══ Data entries

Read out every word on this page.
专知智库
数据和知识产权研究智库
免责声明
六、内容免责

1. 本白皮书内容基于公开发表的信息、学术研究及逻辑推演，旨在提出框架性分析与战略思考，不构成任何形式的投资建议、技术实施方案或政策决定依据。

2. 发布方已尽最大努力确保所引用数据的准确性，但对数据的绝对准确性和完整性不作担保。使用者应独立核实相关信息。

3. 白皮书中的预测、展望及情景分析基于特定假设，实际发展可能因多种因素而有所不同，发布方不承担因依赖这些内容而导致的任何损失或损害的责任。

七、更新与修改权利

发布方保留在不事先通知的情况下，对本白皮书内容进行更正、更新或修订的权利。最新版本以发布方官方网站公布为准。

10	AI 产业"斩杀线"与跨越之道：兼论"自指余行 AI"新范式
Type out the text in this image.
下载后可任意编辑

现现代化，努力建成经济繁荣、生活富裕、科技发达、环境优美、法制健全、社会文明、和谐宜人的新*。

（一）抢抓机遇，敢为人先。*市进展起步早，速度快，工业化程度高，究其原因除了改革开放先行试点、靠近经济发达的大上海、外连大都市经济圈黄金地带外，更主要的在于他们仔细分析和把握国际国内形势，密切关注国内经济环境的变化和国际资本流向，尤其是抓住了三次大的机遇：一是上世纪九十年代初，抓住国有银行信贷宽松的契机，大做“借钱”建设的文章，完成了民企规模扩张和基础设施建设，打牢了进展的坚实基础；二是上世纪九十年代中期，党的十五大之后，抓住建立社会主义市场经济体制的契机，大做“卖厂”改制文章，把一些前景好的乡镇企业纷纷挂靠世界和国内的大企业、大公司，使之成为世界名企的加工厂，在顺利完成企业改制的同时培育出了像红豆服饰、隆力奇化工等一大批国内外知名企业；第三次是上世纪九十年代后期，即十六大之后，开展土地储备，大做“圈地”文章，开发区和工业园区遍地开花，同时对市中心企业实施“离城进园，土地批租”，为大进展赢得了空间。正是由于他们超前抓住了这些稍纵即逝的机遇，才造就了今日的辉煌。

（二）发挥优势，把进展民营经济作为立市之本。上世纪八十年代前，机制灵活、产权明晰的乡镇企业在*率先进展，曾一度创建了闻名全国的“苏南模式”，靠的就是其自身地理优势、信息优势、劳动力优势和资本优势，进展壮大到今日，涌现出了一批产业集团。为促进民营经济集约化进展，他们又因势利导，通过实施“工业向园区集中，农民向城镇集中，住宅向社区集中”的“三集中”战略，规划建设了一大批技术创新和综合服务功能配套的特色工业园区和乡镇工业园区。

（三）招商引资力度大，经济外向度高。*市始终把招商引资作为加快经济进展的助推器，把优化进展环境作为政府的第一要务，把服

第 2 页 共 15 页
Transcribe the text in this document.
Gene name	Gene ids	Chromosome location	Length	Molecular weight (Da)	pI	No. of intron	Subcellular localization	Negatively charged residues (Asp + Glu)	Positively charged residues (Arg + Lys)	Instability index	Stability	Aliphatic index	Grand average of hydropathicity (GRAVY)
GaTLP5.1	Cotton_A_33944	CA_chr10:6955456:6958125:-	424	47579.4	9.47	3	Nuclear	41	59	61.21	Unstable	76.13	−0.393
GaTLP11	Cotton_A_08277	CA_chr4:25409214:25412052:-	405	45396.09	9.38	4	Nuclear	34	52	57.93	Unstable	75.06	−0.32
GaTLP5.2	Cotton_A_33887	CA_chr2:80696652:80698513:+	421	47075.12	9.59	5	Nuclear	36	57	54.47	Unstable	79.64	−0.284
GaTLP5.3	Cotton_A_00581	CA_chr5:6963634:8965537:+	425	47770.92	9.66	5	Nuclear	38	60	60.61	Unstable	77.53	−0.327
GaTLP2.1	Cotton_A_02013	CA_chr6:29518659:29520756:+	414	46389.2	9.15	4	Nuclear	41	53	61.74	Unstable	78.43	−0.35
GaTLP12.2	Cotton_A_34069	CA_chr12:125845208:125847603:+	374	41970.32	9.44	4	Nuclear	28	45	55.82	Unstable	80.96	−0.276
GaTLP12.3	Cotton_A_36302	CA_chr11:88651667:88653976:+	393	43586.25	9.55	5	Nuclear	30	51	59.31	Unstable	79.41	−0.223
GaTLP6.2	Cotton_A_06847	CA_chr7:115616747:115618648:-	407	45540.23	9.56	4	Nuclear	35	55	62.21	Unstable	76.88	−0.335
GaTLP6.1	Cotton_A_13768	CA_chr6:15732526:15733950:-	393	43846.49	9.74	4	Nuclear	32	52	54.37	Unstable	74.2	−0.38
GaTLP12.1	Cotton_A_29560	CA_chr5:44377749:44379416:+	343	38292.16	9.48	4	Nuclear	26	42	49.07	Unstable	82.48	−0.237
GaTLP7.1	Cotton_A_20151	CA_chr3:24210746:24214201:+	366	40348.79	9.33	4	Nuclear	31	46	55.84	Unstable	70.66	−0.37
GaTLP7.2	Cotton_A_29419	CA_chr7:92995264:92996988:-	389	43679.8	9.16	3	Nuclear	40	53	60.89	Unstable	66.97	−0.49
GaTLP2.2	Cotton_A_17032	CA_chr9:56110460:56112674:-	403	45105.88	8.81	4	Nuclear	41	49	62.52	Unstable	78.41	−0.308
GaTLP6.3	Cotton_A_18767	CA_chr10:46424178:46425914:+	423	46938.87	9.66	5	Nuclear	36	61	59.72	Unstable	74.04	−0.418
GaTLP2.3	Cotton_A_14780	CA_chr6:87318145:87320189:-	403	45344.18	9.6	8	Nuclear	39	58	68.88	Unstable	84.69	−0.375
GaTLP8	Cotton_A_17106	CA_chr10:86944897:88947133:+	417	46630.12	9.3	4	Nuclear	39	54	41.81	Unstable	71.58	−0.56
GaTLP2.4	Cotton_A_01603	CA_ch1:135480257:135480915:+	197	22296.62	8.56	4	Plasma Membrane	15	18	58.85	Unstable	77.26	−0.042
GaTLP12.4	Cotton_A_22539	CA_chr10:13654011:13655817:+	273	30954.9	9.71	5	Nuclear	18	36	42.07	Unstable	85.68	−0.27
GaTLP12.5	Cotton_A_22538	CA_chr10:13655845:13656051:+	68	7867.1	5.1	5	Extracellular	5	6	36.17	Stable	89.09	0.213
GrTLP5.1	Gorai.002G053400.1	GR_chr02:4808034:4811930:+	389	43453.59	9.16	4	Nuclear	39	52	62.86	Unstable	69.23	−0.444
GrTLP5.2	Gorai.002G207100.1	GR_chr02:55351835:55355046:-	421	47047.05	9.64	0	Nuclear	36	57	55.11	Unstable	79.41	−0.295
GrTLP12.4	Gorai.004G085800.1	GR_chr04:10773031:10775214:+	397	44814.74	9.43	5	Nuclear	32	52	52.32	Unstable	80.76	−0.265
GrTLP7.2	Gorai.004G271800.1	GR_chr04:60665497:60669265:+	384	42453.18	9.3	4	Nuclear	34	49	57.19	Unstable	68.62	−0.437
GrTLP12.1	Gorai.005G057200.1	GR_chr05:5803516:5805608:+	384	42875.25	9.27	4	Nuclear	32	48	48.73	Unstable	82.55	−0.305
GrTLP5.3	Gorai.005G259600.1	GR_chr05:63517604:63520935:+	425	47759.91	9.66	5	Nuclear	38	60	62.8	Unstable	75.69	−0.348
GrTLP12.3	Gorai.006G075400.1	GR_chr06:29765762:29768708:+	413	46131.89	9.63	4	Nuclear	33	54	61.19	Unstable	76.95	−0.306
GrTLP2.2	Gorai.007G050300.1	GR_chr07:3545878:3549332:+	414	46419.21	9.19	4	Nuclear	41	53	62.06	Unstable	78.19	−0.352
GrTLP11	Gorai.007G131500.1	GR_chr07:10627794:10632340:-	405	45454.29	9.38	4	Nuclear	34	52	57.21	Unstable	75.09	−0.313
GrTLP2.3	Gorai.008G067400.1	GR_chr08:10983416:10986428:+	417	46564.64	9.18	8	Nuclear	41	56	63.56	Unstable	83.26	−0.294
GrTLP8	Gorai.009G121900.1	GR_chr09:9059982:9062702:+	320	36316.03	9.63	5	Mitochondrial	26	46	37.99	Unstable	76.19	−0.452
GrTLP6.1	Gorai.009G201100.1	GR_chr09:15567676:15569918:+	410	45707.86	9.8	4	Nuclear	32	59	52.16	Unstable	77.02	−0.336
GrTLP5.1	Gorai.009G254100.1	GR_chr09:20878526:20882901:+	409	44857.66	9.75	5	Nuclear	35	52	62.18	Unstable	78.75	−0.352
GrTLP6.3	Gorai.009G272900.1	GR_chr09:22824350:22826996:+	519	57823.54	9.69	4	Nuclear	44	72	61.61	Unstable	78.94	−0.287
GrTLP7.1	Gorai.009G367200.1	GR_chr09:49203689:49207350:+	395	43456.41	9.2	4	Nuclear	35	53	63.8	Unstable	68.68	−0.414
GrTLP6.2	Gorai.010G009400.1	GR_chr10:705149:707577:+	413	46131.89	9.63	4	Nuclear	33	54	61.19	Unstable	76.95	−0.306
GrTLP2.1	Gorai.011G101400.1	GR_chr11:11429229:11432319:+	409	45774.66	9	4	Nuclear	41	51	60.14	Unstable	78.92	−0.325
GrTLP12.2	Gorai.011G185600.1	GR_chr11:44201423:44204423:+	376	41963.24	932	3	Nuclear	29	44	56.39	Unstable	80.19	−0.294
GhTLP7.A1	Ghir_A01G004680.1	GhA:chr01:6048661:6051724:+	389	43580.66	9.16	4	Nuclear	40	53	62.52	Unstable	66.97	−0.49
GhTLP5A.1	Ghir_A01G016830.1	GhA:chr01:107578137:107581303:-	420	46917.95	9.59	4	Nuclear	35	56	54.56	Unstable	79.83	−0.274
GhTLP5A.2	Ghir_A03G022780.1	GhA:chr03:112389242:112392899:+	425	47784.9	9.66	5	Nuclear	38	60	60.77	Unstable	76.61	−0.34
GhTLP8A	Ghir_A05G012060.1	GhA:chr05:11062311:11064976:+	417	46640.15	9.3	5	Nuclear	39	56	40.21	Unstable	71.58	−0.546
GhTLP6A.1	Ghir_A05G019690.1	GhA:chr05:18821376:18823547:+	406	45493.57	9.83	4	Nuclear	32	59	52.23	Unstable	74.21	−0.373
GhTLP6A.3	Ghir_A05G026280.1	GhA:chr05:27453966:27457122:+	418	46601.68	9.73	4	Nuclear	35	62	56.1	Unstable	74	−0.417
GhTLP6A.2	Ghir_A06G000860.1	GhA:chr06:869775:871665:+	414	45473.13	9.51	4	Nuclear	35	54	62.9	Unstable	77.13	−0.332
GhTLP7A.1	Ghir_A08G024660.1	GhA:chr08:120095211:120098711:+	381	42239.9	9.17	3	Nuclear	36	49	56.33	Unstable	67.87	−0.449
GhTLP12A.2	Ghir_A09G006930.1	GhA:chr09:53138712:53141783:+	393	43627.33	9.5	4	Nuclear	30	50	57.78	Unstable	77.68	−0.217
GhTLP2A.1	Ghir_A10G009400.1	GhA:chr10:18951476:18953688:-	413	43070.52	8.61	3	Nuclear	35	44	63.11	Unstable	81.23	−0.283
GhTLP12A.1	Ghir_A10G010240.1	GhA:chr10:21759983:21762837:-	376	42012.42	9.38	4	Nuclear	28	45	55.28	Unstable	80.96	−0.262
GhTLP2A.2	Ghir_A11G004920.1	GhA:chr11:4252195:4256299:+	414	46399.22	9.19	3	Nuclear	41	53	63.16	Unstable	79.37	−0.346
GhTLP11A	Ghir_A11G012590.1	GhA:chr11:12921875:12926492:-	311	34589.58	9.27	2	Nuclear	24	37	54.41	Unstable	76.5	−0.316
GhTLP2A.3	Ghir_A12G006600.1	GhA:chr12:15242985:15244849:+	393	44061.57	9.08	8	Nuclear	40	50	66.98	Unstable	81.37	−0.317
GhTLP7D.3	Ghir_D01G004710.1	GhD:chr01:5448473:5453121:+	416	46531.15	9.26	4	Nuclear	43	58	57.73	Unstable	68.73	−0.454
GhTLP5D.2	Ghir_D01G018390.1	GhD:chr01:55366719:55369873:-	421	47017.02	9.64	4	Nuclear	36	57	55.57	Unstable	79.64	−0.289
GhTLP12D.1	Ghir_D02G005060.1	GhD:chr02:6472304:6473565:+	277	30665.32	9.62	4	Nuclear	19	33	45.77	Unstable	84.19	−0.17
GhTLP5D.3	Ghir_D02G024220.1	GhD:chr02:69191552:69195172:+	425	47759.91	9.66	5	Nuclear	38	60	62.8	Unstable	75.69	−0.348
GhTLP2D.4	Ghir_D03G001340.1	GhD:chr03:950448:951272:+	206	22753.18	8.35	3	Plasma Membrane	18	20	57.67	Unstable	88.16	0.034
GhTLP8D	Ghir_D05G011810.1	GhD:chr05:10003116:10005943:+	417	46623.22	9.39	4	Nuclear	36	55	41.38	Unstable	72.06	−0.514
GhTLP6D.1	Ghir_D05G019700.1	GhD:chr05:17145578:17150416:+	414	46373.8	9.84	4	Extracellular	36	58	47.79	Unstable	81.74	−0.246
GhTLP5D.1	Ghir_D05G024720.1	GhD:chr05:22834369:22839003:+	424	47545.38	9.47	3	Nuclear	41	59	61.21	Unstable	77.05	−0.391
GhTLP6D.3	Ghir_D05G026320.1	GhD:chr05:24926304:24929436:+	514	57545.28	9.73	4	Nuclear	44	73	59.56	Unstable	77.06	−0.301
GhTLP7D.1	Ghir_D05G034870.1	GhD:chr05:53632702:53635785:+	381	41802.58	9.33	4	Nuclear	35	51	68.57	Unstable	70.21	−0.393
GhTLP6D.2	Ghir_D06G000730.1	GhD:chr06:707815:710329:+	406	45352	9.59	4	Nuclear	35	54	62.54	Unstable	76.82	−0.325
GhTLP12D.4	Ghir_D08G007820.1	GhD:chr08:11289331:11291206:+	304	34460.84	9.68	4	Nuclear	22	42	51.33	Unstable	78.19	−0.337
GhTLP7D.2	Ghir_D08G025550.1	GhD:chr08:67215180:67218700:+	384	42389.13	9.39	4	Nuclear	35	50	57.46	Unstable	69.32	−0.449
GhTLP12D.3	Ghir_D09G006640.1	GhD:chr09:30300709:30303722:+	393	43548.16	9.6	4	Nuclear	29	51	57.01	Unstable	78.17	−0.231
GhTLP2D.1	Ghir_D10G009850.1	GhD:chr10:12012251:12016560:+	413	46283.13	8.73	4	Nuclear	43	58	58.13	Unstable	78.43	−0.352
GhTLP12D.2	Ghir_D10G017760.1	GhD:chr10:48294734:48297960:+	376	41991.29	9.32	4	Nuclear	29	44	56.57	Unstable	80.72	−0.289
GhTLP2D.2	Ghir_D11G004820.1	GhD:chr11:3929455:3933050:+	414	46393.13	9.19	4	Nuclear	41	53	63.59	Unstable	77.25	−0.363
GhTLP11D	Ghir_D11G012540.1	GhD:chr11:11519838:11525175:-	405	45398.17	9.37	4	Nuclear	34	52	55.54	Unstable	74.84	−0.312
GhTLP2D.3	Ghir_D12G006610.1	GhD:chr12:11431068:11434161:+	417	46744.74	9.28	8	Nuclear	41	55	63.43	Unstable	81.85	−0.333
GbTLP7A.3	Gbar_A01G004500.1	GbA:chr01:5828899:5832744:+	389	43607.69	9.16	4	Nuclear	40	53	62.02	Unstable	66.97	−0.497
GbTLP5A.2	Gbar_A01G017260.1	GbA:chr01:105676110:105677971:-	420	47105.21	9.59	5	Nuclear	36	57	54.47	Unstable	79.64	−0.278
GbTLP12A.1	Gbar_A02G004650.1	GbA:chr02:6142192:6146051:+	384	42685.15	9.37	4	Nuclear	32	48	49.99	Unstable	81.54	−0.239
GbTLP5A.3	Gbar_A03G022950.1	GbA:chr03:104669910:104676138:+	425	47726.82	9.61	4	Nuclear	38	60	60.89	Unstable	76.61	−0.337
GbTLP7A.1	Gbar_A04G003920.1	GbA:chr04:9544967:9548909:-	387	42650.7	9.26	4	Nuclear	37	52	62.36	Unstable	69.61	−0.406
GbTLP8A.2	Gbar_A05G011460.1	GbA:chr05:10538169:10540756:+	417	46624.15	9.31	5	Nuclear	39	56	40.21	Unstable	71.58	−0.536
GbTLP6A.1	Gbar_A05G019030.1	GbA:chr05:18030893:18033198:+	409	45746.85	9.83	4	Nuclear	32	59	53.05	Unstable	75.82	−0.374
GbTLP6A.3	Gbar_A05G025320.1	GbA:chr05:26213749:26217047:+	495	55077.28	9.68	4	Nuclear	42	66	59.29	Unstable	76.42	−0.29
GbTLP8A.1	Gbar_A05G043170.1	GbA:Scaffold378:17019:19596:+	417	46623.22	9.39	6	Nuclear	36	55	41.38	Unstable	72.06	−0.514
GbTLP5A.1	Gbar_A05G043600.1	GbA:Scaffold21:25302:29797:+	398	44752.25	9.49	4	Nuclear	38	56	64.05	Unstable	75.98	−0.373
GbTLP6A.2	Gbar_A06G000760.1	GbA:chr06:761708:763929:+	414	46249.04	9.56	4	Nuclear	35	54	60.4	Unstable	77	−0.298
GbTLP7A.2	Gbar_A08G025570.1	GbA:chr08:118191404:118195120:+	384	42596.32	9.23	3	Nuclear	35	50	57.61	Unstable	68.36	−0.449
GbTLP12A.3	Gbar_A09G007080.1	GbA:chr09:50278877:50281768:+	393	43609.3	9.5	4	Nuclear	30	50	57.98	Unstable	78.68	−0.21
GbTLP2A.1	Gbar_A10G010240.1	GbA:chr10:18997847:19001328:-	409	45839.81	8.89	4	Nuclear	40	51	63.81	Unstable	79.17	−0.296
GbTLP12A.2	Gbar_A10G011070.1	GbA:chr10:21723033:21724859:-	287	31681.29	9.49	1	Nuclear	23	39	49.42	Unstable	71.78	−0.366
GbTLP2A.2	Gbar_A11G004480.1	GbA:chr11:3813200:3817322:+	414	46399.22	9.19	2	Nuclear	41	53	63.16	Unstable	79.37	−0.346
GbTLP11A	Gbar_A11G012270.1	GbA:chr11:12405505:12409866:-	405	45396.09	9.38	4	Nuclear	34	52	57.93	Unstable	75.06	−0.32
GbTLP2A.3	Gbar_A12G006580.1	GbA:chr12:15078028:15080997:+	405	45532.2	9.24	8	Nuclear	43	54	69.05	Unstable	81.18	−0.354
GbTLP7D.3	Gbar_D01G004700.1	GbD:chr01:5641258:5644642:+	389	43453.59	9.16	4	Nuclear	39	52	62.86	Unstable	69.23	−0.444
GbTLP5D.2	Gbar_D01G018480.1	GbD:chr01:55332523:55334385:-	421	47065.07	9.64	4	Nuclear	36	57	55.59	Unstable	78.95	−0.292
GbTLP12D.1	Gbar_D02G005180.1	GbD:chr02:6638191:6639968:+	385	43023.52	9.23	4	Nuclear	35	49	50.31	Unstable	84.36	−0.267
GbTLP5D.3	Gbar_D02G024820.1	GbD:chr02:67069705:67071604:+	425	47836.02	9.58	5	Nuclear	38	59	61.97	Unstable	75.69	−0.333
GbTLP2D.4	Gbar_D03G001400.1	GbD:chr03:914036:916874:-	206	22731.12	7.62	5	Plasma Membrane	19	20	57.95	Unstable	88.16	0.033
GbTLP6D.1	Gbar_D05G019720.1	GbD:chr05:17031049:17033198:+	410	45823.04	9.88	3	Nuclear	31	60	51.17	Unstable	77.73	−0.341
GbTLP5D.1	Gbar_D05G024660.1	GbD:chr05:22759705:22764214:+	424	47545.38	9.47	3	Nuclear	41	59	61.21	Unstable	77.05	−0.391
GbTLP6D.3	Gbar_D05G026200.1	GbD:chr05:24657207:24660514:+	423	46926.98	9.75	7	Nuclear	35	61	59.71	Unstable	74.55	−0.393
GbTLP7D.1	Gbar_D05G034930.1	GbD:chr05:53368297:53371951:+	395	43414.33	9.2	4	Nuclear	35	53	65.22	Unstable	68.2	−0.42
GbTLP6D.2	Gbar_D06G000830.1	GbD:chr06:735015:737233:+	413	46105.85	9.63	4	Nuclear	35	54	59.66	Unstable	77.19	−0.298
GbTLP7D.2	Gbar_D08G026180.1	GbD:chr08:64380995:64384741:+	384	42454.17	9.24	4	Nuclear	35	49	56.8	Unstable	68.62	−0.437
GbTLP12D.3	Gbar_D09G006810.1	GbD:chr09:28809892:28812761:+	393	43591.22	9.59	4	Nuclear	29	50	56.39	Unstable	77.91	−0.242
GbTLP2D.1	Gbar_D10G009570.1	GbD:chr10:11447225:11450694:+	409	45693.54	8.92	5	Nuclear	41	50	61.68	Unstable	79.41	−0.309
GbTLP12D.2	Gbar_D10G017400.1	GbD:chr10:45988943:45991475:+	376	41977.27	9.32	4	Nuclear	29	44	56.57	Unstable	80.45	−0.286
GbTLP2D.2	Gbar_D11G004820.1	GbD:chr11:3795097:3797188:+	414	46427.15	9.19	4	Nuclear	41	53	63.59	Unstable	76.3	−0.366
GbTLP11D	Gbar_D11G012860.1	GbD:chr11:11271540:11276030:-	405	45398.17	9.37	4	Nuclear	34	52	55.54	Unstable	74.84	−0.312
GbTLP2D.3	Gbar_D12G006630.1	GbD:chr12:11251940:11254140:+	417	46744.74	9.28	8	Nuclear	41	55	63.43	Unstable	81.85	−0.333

════

• Directions
Collect the lines that hold "this".

• The output
Read out every word on this page.
Type out the text in this image.
Transcribe the text in this document.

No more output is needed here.